(begin)

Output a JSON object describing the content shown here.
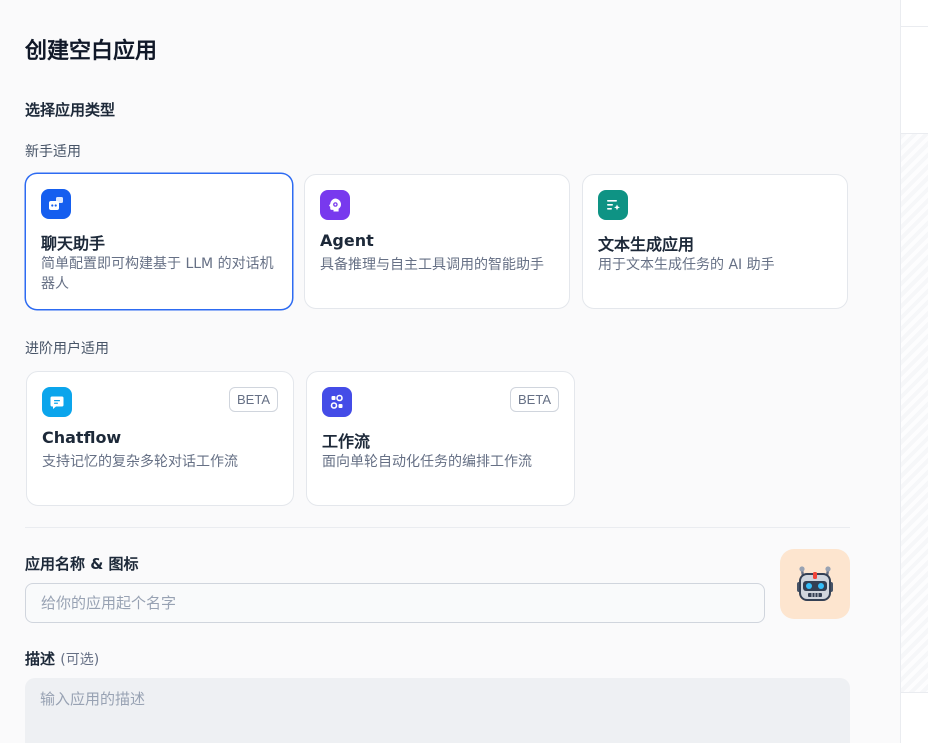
{
  "dialog": {
    "title": "创建空白应用",
    "section_title": "选择应用类型"
  },
  "beginner": {
    "label": "新手适用",
    "cards": [
      {
        "name": "聊天助手",
        "desc": "简单配置即可构建基于 LLM 的对话机器人",
        "icon": "chat-bot-icon",
        "color": "#155eef",
        "selected": true
      },
      {
        "name": "Agent",
        "desc": "具备推理与自主工具调用的智能助手",
        "icon": "agent-icon",
        "color": "#7839ee",
        "selected": false
      },
      {
        "name": "文本生成应用",
        "desc": "用于文本生成任务的 AI 助手",
        "icon": "text-generation-icon",
        "color": "#0e9384",
        "selected": false
      }
    ]
  },
  "advanced": {
    "label": "进阶用户适用",
    "cards": [
      {
        "name": "Chatflow",
        "desc": "支持记忆的复杂多轮对话工作流",
        "badge": "BETA",
        "icon": "chatflow-icon",
        "color": "#0ba5ec"
      },
      {
        "name": "工作流",
        "desc": "面向单轮自动化任务的编排工作流",
        "badge": "BETA",
        "icon": "workflow-icon",
        "color": "#444ce7"
      }
    ]
  },
  "form": {
    "name_label": "应用名称 & 图标",
    "name_placeholder": "给你的应用起个名字",
    "desc_label": "描述",
    "desc_optional": "(可选)",
    "desc_placeholder": "输入应用的描述",
    "avatar_icon": "robot-emoji-icon",
    "avatar_bg": "#fde5cf"
  }
}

(end)

**GIVEN PROBLEM:** Are you able to set down all the lines above exactly, without any pictures?

**THE ANSWER:**
Output a JSON object describing the content shown here.
{
  "dialog": {
    "title": "创建空白应用",
    "section_title": "选择应用类型"
  },
  "beginner": {
    "label": "新手适用",
    "cards": [
      {
        "name": "聊天助手",
        "desc": "简单配置即可构建基于 LLM 的对话机器人",
        "icon": "chat-bot-icon",
        "color": "#155eef",
        "selected": true
      },
      {
        "name": "Agent",
        "desc": "具备推理与自主工具调用的智能助手",
        "icon": "agent-icon",
        "color": "#7839ee",
        "selected": false
      },
      {
        "name": "文本生成应用",
        "desc": "用于文本生成任务的 AI 助手",
        "icon": "text-generation-icon",
        "color": "#0e9384",
        "selected": false
      }
    ]
  },
  "advanced": {
    "label": "进阶用户适用",
    "cards": [
      {
        "name": "Chatflow",
        "desc": "支持记忆的复杂多轮对话工作流",
        "badge": "BETA",
        "icon": "chatflow-icon",
        "color": "#0ba5ec"
      },
      {
        "name": "工作流",
        "desc": "面向单轮自动化任务的编排工作流",
        "badge": "BETA",
        "icon": "workflow-icon",
        "color": "#444ce7"
      }
    ]
  },
  "form": {
    "name_label": "应用名称 & 图标",
    "name_placeholder": "给你的应用起个名字",
    "desc_label": "描述",
    "desc_optional": "(可选)",
    "desc_placeholder": "输入应用的描述",
    "avatar_icon": "robot-emoji-icon",
    "avatar_bg": "#fde5cf"
  }
}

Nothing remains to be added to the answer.